- SHORT EXERCISE: Keep only the lines of the listing that include the word "woman", and copy them.

- DATA RECORDS:
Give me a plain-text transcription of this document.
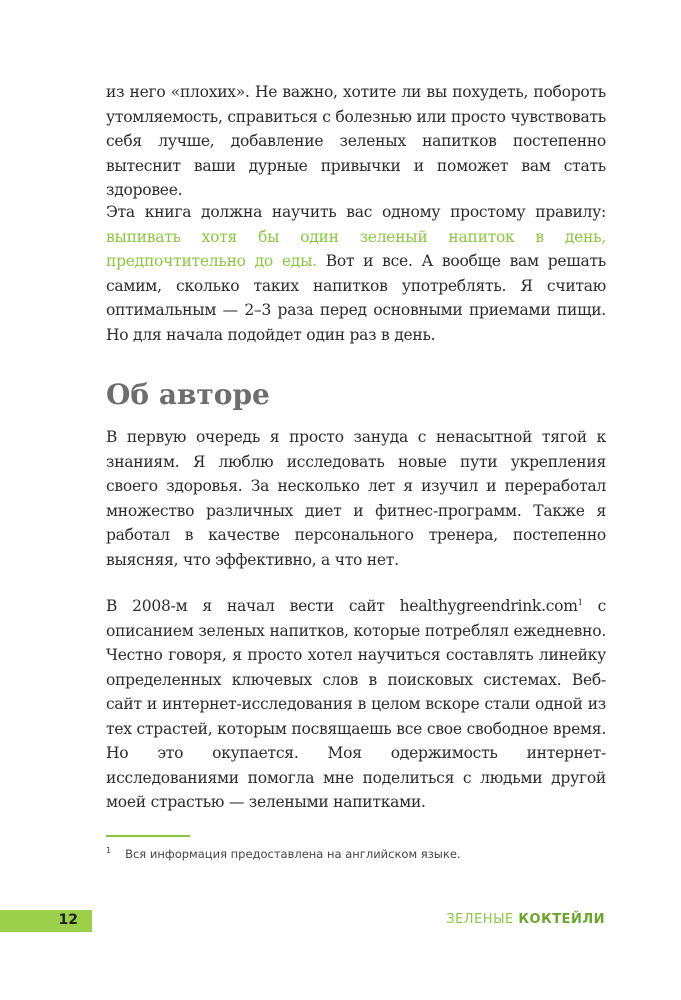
из него «плохих». Не важно, хотите ли вы похудеть, побороть утомляемость, справиться с болезнью или просто чувствовать себя лучше, добавление зеленых напитков постепенно вытеснит ваши дурные привычки и поможет вам стать здоровее.

Эта книга должна научить вас одному простому правилу: выпивать хотя бы один зеленый напиток в день, предпочтительно до еды. Вот и все. А вообще вам решать самим, сколько таких напитков употреблять. Я считаю оптимальным — 2–3 раза перед основными приемами пищи. Но для начала подойдет один раз в день.

Об авторе

В первую очередь я просто зануда с ненасытной тягой к знаниям. Я люблю исследовать новые пути укрепления своего здоровья. За несколько лет я изучил и переработал множество различных диет и фитнес-программ. Также я работал в качестве персонального тренера, постепенно выясняя, что эффективно, а что нет.

В 2008-м я начал вести сайт healthygreendrink.com$^1$ с описанием зеленых напитков, которые потреблял ежедневно. Честно говоря, я просто хотел научиться составлять линейку определенных ключевых слов в поисковых системах. Веб-сайт и интернет-исследования в целом вскоре стали одной из тех страстей, которым посвящаешь все свое свободное время. Но это окупается. Моя одержимость интернет-исследованиями помогла мне поделиться с людьми другой моей страстью — зелеными напитками.

$^1$ Вся информация предоставлена на английском языке.
12	ЗЕЛЕНЫЕ КОКТЕЙЛИ
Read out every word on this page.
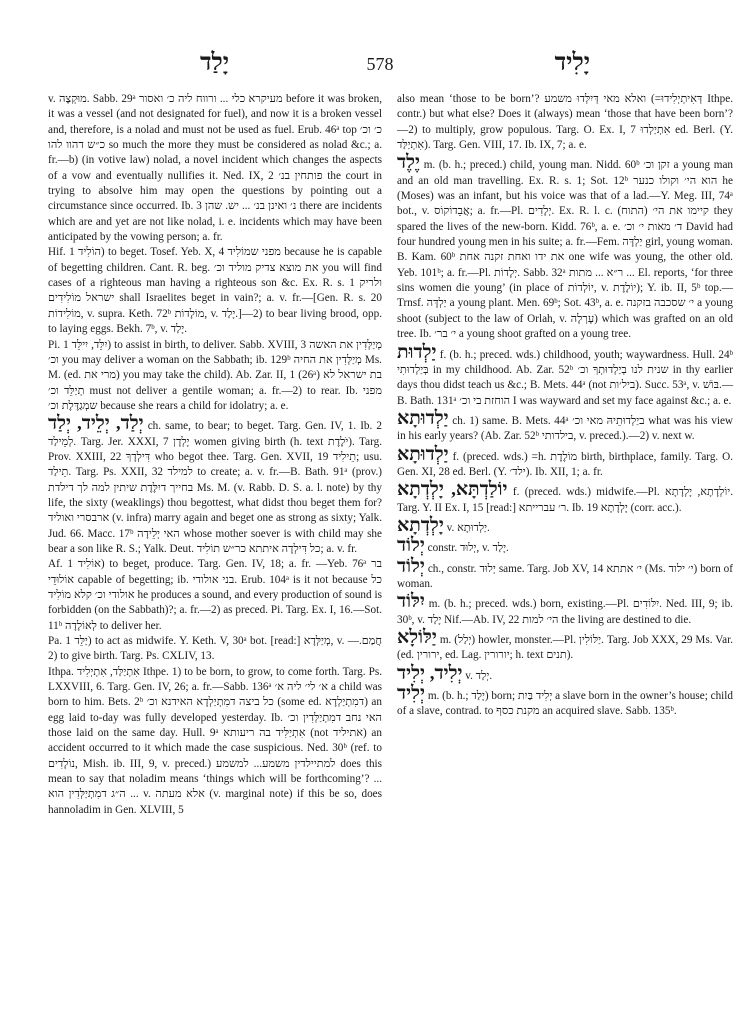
יָלַד	578	יָלִיד

v. מוּקְצֶה. Sabb. 29ᵃ מעיקרא כלי ... ורווח ליה כ׳ ואסור before it was broken, it was a vessel (and not designated for fuel), and now it is a broken vessel and, therefore, is a nolad and must not be used as fuel. Erub. 46ᵃ top כ׳ וכ׳ כ״ש דהוו להו so much the more they must be considered as nolad &c.; a. fr.—b) (in votive law) nolad, a novel incident which changes the aspects of a vow and eventually nullifies it. Ned. IX, 2 פותחין בנ׳ the court in trying to absolve him may open the questions by pointing out a circumstance since occurred. Ib. 3 נ׳ ואינן בנ׳ ... יש. שהן there are incidents which are and yet are not like nolad, i. e. incidents which may have been anticipated by the vowing person; a. fr.

Hif. הוֹלִיד 1) to beget. Tosef. Yeb. X, 4 מפני שמוֹלִיד because he is capable of begetting children. Cant. R. beg. את מוצא צדיק מוליד וכ׳ you will find cases of a righteous man having a righteous son &c. Ex. R. s. 1 ולריק ישראל מוֹלִידִים shall Israelites beget in vain?; a. v. fr.—[Gen. R. s. 20 מוֹלִידוֹת, v. supra. Keth. 72ᵇ מוֹלָדוֹת, v. יָלַד.]—2) to bear living brood, opp. to laying eggs. Bekh. 7ᵇ, v. יָלַד.

Pi. יִלֵּד, יִילֵּד 1) to assist in birth, to deliver. Sabb. XVIII, 3 מְיַלְּדִין את האשה וכ׳ you may deliver a woman on the Sabbath; ib. 129ᵇ מְיַלְּדִין את החיה Ms. M. (ed. מרי את) you may take the child). Ab. Zar. II, 1 (26ᵃ) בת ישראל לא תְיַלֵּד וכ׳ must not deliver a gentile woman; a. fr.—2) to rear. Ib. מפני שמְגַדֶּלֶת וכ׳ because she rears a child for idolatry; a. e.

יְלַד, יְלֵיד, יְלַד ch. same, to bear; to beget. Targ. Gen. IV, 1. Ib. 2 לְמֵילַד. Targ. Jer. XXXI, 7 יָלְדָן women giving birth (h. text יֹלֶדֶת). Targ. Prov. XXIII, 22 דִּילְדָךְ who begot thee. Targ. Gen. XVII, 19 תֵילִיד; usu. תֵילַד. Targ. Ps. XXII, 32 למילד to create; a. v. fr.—B. Bath. 91ᵃ (prov.) בחייך דיִלֶּדֶת שיתין למה לך דילדת Ms. M. (v. Rabb. D. S. a. l. note) by thy life, the sixty (weaklings) thou begottest, what didst thou beget them for? ארבסרי ואוליד (v. infra) marry again and beget one as strong as sixty; Yalk. Jud. 66. Macc. 17ᵇ האי יְלֵידָה whose mother soever is with child may she bear a son like R. S.; Yalk. Deut. כל דִּילְדָה איתתא כר״ש תוֹלִיד; a. v. fr.

Af. אוֹלִיד 1) to beget, produce. Targ. Gen. IV, 18; a. fr. —Yeb. 76ᵃ בר אוֹלוּדֵי capable of begetting; ib. בני אולודי. Erub. 104ᵃ is it not because כל אולודי וכ׳ קלא מוֹלִיד he produces a sound, and every production of sound is forbidden (on the Sabbath)?; a. fr.—2) as preced. Pi. Targ. Ex. I, 16.—Sot. 11ᵇ לְאוֹלָדָה to deliver her.

Pa. יַלֵּד 1) to act as midwife. Y. Keth. V, 30ᵃ bot. [read:] מְיַלְּדָא, v. חֲמַם.—2) to give birth. Targ. Ps. CXLIV, 13.

Ithpa. אִתְיַלַּד, אִתְיְלִיד Ithpe. 1) to be born, to grow, to come forth. Targ. Ps. LXXVIII, 6. Targ. Gen. IV, 26; a. fr.—Sabb. 136ᵃ א׳ לי׳ ליה א׳ a child was born to him. Bets. 2ᵇ כל ביצה דמִתְיַלְדָא האידנא וכ׳ (some ed. דמִתְיַלְדָא) an egg laid to-day was fully developed yesterday. Ib. האי נחב דמִתְיַלְּדִין וכ׳ those laid on the same day. Hull. 9ᵃ אִתְיַלִּיד בה ריעותא (not אתיליד) an accident occurred to it which made the case suspicious. Ned. 30ᵇ (ref. to נוֹלָדִים, Mish. ib. III, 9, v. preced.) למתיילדין משמע... למשמע does this mean to say that noladim means ‘things which will be forthcoming’? ... ה״ג דמִתְיַלְּדִין הוא ... v. אלא מעתה (v. marginal note) if this be so, does hannoladim in Gen. XLVIII, 5

also mean ‘those to be born’? ואלא מאי דְּיִלְּדוּ משמע (=דְּאִיתְיְלִידוּ Ithpe. contr.) but what else? Does it (always) mean ‘those that have been born’?—2) to multiply, grow populous. Targ. O. Ex. I, 7 אִתְיַלְדוּ ed. Berl. (Y. אִתְיַלַּד). Targ. Gen. VIII, 17. Ib. IX, 7; a. e.

יֶלֶד m. (b. h.; preced.) child, young man. Nidd. 60ᵇ זקן וכ׳ a young man and an old man travelling. Ex. R. s. 1; Sot. 12ᵇ הוא הי׳ וקולו כנער he (Moses) was an infant, but his voice was that of a lad.—Y. Meg. III, 74ᵃ bot., v. אֲבֵדוֹקוֹס; a. fr.—Pl. יְלָדִים. Ex. R. l. c. קיימו את הי׳ (התוח) they spared the lives of the new-born. Kidd. 76ᵇ, a. e. ד׳ מאות י׳ וכ׳ David had four hundred young men in his suite; a. fr.—Fem. יַלְדָּה girl, young woman. B. Kam. 60ᵇ את ידו ואחת זקנה אחת one wife was young, the other old. Yeb. 101ᵇ; a. fr.—Pl. יְלָדוֹת. Sabb. 32ᵃ ר״א ... מתות ... El. reports, ‘for three sins women die young’ (in place of יוֹלְדוֹת, v. יוֹלֶדֶת); Y. ib. II, 5ᵇ top.—Trnsf. יַלְדָּה a young plant. Men. 69ᵇ; Sot. 43ᵇ, a. e. י׳ שסכבה בזקנה a young shoot (subject to the law of Orlah, v. עָרְלָה) which was grafted on an old tree. Ib. י׳ בר׳ a young shoot grafted on a young tree.

יַלְדוּת f. (b. h.; preced. wds.) childhood, youth; waywardness. Hull. 24ᵇ בְּיַלְדוּתִי in my childhood. Ab. Zar. 52ᵇ שנית לנו בְיַלְדוּתְךָ וכ׳ in thy earlier days thou didst teach us &c.; B. Mets. 44ᵃ (not ביל׳ות). Succ. 53ᵃ, v. בּוֹשׁ.— B. Bath. 131ᵃ הוחזת בי וכ׳ I was wayward and set my face against &c.; a. e.

יַלְדוּתָא ch. 1) same. B. Mets. 44ᵃ ביַלְדוּתֵיהּ מאי וכ׳ what was his view in his early years? (Ab. Zar. 52ᵇ בילדותי, v. preced.).—2) v. next w.

יַלְדוּתָא f. (preced. wds.) =h. מוֹלֶדֶת birth, birthplace, family. Targ. O. Gen. XI, 28 ed. Berl. (Y. ילד׳). Ib. XII, 1; a. fr.

יוֹלַדְתָּא, יָלְדְתָא f. (preced. wds.) midwife.—Pl. יוֹלְדָתָא, יָלְדָתָא. Targ. Y. II Ex. I, 15 [read:] ר׳ עברייתא. Ib. 19 יָלְדָתָא (corr. acc.).

יָלְדְתָא v. יַלְדוּתָא.

יְלוֹד constr. יְלוּד, v. יָלַד.

יְלוֹד ch., constr. יְלוּד same. Targ. Job XV, 14 י׳ אתתא (Ms. י׳ ילוד) born of woman.

יִלּוֹד m. (b. h.; preced. wds.) born, existing.—Pl. יִלּוֹדִים. Ned. III, 9; ib. 30ᵇ, v. יָלַד Nif.—Ab. IV, 22 הי׳ למות the living are destined to die.

יַלּוֹלָא m. (יְלַל) howler, monster.—Pl. יַלּוֹלִין. Targ. Job XXX, 29 Ms. Var. (ed. ירורין, ed. Lag. יורורין; h. text תנים).

יְלִיד, יְלִיד v. יְלַד.

יְלִיד m. (b. h.; יָלַד) born; יְלִיד בַּיִת a slave born in the owner’s house; child of a slave, contrad. to מקנת כסף an acquired slave. Sabb. 135ᵇ.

- SOLUTION:
Pi. יִלֵּד, יִילֵּד 1) to assist in birth, to deliver. Sabb. XVIII, 3 מְיַלְּדִין את האשה וכ׳ you may deliver a woman on the Sabbath; ib. 129ᵇ מְיַלְּדִין את החיה Ms. M. (ed. מרי את) you may take the child). Ab. Zar. II, 1 (26ᵃ) בת ישראל לא תְיַלֵּד וכ׳ must not deliver a gentile woman; a. fr.—2) to rear. Ib. מפני שמְגַדֶּלֶת וכ׳ because she rears a child for idolatry; a. e.
יֶלֶד m. (b. h.; preced.) child, young man. Nidd. 60ᵇ זקן וכ׳ a young man and an old man travelling. Ex. R. s. 1; Sot. 12ᵇ הוא הי׳ וקולו כנער he (Moses) was an infant, but his voice was that of a lad.—Y. Meg. III, 74ᵃ bot., v. אֲבֵדוֹקוֹס; a. fr.—Pl. יְלָדִים. Ex. R. l. c. קיימו את הי׳ (התוח) they spared the lives of the new-born. Kidd. 76ᵇ, a. e. ד׳ מאות י׳ וכ׳ David had four hundred young men in his suite; a. fr.—Fem. יַלְדָּה girl, young woman. B. Kam. 60ᵇ את ידו ואחת זקנה אחת one wife was young, the other old. Yeb. 101ᵇ; a. fr.—Pl. יְלָדוֹת. Sabb. 32ᵃ ר״א ... מתות ... El. reports, ‘for three sins women die young’ (in place of יוֹלְדוֹת, v. יוֹלֶדֶת); Y. ib. II, 5ᵇ top.—Trnsf. יַלְדָּה a young plant. Men. 69ᵇ; Sot. 43ᵇ, a. e. י׳ שסכבה בזקנה a young shoot (subject to the law of Orlah, v. עָרְלָה) which was grafted on an old tree. Ib. י׳ בר׳ a young shoot grafted on a young tree.
יְלוֹד ch., constr. יְלוּד same. Targ. Job XV, 14 י׳ אתתא (Ms. י׳ ילוד) born of woman.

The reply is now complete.